(Collection entries)
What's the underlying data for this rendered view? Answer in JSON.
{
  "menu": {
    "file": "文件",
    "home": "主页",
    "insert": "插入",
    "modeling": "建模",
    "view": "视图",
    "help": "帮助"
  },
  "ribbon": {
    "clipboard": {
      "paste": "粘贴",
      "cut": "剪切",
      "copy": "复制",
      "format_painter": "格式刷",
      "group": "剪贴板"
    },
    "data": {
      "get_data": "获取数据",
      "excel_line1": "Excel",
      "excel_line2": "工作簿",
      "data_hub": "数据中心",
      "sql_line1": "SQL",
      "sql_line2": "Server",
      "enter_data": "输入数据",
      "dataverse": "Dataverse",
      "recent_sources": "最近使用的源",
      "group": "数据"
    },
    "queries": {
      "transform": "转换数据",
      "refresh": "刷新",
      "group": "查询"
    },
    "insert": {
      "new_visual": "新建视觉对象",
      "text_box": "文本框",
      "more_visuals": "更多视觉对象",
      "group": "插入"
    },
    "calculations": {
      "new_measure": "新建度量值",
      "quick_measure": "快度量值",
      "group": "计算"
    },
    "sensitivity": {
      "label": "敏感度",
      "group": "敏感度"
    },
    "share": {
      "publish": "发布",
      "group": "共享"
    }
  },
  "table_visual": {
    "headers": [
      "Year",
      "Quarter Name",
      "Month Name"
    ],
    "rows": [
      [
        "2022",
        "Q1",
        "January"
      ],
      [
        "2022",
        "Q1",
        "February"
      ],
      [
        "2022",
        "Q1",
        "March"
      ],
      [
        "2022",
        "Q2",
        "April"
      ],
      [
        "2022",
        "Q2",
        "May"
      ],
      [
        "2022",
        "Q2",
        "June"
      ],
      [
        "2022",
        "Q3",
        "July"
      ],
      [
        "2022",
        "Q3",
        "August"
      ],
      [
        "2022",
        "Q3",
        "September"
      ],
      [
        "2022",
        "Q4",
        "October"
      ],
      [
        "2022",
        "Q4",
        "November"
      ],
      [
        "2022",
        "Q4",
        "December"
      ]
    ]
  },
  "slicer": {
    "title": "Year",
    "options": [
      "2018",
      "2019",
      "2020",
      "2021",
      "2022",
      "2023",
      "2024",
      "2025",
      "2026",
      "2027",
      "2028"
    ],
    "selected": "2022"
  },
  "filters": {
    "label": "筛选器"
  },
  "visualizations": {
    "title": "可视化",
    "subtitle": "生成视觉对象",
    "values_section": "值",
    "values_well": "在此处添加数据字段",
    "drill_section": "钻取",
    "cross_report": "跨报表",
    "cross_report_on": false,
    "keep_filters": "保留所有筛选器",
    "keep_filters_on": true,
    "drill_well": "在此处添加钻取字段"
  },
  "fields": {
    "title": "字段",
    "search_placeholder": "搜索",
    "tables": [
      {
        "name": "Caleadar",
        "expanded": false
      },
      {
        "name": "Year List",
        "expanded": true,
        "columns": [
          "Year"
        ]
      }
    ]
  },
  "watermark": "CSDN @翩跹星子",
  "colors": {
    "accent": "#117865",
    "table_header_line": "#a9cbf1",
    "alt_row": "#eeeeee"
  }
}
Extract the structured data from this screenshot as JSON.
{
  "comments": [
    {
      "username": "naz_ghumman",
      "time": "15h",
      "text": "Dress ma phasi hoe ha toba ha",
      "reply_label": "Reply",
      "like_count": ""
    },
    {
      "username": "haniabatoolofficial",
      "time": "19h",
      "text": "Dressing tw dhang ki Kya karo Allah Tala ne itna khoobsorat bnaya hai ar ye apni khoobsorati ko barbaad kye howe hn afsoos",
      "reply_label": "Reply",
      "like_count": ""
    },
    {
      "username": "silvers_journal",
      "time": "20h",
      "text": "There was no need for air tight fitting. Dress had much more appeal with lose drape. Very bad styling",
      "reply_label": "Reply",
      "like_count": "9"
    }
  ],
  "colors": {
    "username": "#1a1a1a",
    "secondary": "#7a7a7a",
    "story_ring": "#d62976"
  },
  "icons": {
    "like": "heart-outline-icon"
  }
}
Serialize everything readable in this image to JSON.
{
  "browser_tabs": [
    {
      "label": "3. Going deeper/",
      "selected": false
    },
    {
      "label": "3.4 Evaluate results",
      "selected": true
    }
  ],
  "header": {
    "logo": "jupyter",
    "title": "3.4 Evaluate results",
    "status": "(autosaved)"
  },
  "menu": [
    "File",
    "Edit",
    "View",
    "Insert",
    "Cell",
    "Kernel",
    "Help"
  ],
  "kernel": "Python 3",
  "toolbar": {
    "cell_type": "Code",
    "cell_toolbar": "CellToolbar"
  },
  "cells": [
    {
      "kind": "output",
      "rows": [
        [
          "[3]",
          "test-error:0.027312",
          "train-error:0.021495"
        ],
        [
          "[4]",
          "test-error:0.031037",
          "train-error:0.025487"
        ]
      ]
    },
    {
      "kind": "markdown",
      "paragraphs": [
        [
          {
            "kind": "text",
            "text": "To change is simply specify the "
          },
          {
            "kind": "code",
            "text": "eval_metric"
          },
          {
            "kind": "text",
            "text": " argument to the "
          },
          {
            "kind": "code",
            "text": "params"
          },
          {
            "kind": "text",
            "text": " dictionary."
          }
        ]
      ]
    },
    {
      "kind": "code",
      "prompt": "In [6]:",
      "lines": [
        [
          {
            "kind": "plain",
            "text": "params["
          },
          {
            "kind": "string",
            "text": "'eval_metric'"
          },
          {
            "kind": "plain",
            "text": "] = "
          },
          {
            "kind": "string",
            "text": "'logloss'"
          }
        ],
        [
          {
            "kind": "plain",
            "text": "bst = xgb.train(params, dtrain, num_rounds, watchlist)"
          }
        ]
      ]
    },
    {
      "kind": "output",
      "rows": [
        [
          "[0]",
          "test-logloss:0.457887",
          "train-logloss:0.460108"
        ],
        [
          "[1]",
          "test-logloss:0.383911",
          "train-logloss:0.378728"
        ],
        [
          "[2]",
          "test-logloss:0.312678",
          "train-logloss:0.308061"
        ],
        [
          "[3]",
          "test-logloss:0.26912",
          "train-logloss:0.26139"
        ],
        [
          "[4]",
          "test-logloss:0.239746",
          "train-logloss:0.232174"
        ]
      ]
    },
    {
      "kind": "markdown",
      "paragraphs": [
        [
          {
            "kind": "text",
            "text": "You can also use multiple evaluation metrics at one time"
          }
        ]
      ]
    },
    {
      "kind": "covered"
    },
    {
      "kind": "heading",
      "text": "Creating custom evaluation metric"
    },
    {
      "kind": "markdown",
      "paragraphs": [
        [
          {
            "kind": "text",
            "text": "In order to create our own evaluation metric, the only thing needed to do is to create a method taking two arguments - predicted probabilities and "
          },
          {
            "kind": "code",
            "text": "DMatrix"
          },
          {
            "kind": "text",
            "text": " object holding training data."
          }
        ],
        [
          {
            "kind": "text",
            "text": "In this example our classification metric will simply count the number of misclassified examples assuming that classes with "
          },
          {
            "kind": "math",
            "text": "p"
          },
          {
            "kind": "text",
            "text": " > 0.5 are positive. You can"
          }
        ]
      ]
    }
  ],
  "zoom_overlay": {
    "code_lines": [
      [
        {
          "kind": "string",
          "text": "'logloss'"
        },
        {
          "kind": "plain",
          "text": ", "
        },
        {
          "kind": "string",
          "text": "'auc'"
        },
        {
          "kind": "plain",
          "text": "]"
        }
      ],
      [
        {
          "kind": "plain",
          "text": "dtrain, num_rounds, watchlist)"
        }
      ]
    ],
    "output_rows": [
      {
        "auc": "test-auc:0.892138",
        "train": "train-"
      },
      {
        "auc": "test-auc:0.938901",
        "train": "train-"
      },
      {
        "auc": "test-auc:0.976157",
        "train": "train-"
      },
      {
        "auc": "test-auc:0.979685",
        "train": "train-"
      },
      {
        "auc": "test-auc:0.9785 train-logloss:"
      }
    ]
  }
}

> _Written task_
Go through the material above and count the lines that contain "JSON"; give that number alone.

> _Result of this exercise_
3